>> START Records for this task
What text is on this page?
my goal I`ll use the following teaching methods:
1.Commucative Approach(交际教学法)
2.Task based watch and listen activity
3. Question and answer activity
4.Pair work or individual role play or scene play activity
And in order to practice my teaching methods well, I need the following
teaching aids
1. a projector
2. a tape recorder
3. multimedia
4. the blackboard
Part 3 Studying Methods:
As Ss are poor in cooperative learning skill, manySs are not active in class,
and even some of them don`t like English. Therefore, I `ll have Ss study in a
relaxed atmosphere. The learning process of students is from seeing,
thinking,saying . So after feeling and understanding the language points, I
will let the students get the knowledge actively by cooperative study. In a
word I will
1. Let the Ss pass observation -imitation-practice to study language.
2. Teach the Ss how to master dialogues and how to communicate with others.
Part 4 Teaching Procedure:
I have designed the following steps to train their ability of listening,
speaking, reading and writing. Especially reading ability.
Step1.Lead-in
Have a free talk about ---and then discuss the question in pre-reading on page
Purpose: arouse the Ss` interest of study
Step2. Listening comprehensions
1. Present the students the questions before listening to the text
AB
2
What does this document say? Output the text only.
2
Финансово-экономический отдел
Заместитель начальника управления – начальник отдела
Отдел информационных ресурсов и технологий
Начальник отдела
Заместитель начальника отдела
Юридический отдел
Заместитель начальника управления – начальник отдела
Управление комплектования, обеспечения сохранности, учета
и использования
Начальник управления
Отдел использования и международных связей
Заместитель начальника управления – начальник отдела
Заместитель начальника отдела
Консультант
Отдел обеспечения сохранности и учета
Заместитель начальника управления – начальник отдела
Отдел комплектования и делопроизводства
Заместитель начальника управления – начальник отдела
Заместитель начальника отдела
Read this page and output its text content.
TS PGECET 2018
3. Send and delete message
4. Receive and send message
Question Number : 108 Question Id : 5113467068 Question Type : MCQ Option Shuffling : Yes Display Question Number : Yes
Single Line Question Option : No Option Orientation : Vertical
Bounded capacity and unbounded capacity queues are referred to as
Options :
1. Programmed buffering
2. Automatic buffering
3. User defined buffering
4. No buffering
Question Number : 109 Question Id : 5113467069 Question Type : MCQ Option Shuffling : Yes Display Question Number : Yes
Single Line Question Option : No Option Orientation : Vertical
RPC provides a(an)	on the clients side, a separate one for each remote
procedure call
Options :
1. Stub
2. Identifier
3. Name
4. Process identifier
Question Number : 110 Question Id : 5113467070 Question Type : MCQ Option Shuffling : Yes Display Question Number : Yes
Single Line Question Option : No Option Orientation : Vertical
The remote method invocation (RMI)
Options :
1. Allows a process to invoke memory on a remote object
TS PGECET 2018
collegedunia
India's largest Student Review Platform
>> END Records for this task
Task to complete: Write out the whole listing again. Match it word for word.

Written reply:
What text is on this page?
my goal I`ll use the following teaching methods:
1.Commucative Approach(交际教学法)
2.Task based watch and listen activity
3. Question and answer activity
4.Pair work or individual role play or scene play activity
And in order to practice my teaching methods well, I need the following
teaching aids
1. a projector
2. a tape recorder
3. multimedia
4. the blackboard
Part 3 Studying Methods:
As Ss are poor in cooperative learning skill, manySs are not active in class,
and even some of them don`t like English. Therefore, I `ll have Ss study in a
relaxed atmosphere. The learning process of students is from seeing,
thinking,saying . So after feeling and understanding the language points, I
will let the students get the knowledge actively by cooperative study. In a
word I will
1. Let the Ss pass observation -imitation-practice to study language.
2. Teach the Ss how to master dialogues and how to communicate with others.
Part 4 Teaching Procedure:
I have designed the following steps to train their ability of listening,
speaking, reading and writing. Especially reading ability.
Step1.Lead-in
Have a free talk about ---and then discuss the question in pre-reading on page
Purpose: arouse the Ss` interest of study
Step2. Listening comprehensions
1. Present the students the questions before listening to the text
AB
2
What does this document say? Output the text only.
2
Финансово-экономический отдел
Заместитель начальника управления – начальник отдела
Отдел информационных ресурсов и технологий
Начальник отдела
Заместитель начальника отдела
Юридический отдел
Заместитель начальника управления – начальник отдела
Управление комплектования, обеспечения сохранности, учета
и использования
Начальник управления
Отдел использования и международных связей
Заместитель начальника управления – начальник отдела
Заместитель начальника отдела
Консультант
Отдел обеспечения сохранности и учета
Заместитель начальника управления – начальник отдела
Отдел комплектования и делопроизводства
Заместитель начальника управления – начальник отдела
Заместитель начальника отдела
Read this page and output its text content.
TS PGECET 2018
3. Send and delete message
4. Receive and send message
Question Number : 108 Question Id : 5113467068 Question Type : MCQ Option Shuffling : Yes Display Question Number : Yes
Single Line Question Option : No Option Orientation : Vertical
Bounded capacity and unbounded capacity queues are referred to as
Options :
1. Programmed buffering
2. Automatic buffering
3. User defined buffering
4. No buffering
Question Number : 109 Question Id : 5113467069 Question Type : MCQ Option Shuffling : Yes Display Question Number : Yes
Single Line Question Option : No Option Orientation : Vertical
RPC provides a(an)	on the clients side, a separate one for each remote
procedure call
Options :
1. Stub
2. Identifier
3. Name
4. Process identifier
Question Number : 110 Question Id : 5113467070 Question Type : MCQ Option Shuffling : Yes Display Question Number : Yes
Single Line Question Option : No Option Orientation : Vertical
The remote method invocation (RMI)
Options :
1. Allows a process to invoke memory on a remote object
TS PGECET 2018
collegedunia
India's largest Student Review Platform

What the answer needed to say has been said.